Locate the word "Answer" in the data below, then copy every line that holds it.

→ Entries supplied:
====

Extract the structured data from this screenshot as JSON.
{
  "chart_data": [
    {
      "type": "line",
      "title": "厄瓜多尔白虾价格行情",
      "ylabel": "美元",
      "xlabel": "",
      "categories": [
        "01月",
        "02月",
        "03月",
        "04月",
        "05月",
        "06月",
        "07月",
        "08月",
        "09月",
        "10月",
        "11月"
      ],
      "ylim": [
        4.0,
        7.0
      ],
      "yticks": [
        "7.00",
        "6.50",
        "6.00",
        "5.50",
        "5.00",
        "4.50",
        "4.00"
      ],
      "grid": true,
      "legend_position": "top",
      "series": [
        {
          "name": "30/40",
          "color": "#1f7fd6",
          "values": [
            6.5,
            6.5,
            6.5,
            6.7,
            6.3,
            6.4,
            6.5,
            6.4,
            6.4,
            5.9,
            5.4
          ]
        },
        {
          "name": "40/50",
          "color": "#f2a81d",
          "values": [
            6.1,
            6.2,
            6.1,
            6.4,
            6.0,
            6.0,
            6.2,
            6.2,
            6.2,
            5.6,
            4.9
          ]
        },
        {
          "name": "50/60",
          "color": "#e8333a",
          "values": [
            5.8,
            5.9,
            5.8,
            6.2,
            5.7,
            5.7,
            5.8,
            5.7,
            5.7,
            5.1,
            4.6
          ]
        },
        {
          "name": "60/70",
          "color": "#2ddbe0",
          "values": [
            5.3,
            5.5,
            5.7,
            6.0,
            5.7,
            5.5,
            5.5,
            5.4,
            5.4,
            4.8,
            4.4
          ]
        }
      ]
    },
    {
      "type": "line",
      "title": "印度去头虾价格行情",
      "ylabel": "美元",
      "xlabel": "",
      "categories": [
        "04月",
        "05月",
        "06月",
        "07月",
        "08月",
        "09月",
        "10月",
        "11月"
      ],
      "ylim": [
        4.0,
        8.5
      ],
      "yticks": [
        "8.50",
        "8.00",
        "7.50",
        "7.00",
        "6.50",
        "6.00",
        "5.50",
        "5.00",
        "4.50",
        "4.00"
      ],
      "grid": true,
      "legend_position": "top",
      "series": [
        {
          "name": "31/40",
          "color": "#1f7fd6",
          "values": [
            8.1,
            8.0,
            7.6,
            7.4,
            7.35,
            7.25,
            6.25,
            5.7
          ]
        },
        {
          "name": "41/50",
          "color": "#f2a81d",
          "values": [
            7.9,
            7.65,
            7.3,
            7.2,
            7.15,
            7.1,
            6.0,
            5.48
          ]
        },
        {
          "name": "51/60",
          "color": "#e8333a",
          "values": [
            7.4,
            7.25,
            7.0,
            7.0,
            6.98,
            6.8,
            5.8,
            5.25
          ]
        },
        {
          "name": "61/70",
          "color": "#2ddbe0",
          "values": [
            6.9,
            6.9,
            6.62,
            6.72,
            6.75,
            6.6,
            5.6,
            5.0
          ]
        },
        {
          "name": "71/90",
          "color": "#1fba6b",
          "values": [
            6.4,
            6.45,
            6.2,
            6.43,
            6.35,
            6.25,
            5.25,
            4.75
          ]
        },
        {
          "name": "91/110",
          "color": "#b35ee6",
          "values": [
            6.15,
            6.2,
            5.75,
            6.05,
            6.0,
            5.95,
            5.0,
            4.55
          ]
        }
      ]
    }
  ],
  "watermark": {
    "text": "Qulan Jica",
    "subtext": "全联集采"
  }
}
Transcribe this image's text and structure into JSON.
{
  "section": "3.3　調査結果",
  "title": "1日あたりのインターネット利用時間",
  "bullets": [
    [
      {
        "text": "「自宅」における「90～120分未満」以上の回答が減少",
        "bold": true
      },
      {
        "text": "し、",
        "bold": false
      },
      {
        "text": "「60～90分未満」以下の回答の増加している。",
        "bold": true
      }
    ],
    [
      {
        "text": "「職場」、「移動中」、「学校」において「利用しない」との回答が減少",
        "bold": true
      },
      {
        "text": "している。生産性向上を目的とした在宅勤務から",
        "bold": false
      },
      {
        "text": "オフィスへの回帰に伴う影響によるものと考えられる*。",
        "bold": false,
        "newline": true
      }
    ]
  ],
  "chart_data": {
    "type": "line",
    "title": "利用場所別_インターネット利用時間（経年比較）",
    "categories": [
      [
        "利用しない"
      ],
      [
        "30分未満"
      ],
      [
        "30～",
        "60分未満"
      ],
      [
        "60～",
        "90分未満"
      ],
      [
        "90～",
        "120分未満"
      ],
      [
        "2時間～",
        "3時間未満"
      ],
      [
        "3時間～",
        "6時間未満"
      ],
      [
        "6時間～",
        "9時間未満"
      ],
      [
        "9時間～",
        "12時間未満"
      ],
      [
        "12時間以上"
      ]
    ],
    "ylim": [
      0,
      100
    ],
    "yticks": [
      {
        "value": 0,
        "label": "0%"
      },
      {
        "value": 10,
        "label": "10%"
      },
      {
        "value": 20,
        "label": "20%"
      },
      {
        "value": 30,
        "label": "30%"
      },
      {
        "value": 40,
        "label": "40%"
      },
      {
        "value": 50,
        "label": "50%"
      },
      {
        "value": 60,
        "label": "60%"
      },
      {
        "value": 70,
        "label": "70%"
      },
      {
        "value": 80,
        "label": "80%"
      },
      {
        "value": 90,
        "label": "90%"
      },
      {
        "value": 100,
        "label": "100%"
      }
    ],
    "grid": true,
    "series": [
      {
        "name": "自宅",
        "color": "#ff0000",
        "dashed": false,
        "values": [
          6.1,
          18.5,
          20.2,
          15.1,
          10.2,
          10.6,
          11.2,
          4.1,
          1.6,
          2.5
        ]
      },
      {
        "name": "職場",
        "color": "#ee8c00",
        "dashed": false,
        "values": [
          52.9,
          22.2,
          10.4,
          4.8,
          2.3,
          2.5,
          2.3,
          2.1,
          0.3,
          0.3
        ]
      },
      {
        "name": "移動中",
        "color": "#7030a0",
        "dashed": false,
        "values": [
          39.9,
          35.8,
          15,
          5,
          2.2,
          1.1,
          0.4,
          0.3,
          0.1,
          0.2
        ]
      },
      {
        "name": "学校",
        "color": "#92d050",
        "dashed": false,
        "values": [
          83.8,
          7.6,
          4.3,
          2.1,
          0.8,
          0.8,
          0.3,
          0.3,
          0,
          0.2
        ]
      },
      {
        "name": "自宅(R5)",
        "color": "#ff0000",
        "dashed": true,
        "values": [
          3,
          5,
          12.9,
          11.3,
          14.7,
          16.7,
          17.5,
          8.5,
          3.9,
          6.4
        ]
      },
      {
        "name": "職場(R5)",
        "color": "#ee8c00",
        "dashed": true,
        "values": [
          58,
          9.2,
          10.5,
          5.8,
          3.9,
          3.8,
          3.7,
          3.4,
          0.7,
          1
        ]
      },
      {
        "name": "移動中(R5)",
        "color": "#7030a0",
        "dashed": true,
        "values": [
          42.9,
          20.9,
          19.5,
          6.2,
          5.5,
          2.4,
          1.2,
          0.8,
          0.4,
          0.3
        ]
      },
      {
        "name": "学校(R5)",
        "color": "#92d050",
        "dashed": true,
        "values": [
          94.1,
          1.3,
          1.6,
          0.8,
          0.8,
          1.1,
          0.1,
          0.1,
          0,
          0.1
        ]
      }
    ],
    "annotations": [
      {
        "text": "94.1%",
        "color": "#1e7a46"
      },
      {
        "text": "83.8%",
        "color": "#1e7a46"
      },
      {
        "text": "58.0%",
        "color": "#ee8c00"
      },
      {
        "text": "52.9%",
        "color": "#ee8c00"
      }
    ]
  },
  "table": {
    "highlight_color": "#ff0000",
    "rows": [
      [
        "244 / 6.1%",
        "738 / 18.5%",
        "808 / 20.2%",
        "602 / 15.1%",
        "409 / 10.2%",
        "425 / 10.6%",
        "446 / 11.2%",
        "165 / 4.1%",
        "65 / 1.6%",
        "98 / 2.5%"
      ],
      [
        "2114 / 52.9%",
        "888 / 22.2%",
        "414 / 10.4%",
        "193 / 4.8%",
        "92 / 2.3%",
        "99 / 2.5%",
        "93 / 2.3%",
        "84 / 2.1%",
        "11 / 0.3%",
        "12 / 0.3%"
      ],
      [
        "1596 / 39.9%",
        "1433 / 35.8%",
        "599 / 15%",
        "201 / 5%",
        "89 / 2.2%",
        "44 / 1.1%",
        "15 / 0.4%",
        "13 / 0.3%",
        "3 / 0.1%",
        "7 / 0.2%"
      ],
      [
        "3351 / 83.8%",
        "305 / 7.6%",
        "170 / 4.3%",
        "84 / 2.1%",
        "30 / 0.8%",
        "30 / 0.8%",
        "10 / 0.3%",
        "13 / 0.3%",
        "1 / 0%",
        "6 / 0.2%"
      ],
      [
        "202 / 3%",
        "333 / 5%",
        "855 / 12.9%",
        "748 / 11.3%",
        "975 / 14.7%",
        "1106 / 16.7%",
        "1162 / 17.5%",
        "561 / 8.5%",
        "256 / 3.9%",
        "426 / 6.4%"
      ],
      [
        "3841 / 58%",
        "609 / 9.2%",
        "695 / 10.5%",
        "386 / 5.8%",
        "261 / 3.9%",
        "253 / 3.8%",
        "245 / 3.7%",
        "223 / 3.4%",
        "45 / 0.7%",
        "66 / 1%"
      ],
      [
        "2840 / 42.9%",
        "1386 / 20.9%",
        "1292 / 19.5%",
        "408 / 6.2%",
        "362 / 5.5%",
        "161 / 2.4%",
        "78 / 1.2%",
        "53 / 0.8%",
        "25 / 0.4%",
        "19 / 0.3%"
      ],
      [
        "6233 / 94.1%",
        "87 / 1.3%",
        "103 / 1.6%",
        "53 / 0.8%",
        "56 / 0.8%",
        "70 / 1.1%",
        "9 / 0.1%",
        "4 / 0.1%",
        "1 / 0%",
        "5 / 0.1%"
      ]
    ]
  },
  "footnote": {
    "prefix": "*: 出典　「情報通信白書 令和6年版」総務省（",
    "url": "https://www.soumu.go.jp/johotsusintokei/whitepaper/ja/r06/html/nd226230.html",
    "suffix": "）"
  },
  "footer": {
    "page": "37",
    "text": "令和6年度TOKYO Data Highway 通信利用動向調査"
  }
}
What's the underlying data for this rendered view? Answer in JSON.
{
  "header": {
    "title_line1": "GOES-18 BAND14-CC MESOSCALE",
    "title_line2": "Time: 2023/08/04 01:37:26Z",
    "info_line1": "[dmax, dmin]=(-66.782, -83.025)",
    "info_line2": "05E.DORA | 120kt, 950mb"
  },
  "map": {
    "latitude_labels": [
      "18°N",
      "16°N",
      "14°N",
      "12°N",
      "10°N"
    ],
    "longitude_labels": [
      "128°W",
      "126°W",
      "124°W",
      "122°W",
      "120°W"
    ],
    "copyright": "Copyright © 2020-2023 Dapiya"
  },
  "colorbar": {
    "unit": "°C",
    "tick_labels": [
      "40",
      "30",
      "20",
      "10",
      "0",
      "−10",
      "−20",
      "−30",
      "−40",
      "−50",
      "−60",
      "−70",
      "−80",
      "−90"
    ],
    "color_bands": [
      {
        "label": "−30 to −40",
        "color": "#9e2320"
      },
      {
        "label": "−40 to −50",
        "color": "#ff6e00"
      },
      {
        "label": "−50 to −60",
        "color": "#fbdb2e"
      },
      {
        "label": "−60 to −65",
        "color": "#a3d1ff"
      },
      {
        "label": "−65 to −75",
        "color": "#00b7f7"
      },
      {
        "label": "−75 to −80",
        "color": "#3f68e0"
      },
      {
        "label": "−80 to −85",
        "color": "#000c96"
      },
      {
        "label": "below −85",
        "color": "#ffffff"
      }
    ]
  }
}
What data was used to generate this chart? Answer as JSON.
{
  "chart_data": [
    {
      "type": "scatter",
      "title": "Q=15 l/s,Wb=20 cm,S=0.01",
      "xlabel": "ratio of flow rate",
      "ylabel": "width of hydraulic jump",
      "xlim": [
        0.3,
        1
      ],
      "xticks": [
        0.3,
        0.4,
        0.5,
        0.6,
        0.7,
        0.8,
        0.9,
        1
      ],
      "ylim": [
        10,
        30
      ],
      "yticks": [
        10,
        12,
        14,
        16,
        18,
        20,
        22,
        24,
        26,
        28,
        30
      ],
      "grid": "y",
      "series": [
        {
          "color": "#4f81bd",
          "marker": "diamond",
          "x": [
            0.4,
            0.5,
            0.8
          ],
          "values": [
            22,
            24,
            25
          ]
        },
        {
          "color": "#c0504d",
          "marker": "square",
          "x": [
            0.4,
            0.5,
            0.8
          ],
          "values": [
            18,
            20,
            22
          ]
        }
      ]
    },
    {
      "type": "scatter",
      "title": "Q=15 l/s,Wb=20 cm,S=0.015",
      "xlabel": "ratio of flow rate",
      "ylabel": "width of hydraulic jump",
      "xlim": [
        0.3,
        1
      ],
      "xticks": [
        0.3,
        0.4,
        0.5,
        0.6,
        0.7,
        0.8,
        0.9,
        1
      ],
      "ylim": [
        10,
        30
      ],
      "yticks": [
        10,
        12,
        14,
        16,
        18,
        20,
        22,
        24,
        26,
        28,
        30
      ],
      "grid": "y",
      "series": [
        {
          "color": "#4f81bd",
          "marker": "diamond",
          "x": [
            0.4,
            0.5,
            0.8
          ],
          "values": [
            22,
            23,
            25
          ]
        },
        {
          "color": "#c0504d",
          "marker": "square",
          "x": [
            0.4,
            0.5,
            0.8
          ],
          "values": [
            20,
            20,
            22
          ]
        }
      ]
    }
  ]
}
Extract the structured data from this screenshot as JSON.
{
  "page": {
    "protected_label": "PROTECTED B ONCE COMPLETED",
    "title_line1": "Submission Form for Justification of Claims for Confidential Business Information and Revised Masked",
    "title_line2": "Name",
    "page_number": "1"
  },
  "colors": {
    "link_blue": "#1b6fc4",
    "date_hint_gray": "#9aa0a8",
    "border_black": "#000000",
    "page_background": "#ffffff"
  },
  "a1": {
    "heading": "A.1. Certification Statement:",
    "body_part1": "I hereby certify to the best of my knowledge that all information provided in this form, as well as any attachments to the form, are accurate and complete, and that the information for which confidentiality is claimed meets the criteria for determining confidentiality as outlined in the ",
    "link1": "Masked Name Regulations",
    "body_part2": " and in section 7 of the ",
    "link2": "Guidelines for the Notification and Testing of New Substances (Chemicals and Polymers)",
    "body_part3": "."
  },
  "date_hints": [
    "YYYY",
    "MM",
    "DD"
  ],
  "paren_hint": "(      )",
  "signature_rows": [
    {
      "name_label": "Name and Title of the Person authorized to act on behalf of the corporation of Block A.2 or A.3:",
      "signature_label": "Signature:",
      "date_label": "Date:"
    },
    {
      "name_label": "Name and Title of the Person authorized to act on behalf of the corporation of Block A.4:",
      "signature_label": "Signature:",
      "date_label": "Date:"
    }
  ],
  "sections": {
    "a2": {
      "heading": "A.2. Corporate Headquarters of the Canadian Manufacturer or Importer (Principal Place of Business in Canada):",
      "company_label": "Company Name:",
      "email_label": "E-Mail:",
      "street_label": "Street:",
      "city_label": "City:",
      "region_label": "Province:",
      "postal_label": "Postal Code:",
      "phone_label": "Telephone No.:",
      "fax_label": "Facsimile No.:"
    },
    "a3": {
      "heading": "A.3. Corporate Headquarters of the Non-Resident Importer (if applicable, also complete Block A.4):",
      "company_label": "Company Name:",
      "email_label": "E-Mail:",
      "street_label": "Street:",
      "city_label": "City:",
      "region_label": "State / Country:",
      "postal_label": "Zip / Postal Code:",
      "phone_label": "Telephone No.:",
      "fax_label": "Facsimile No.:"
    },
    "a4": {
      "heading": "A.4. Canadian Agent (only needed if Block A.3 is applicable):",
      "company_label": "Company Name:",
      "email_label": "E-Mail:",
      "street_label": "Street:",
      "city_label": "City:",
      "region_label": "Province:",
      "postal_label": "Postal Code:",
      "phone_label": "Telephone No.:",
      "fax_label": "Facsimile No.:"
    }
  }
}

====

→ Solution for this task:
What's the underlying data for this rendered view? Answer in JSON.
What data was used to generate this chart? Answer as JSON.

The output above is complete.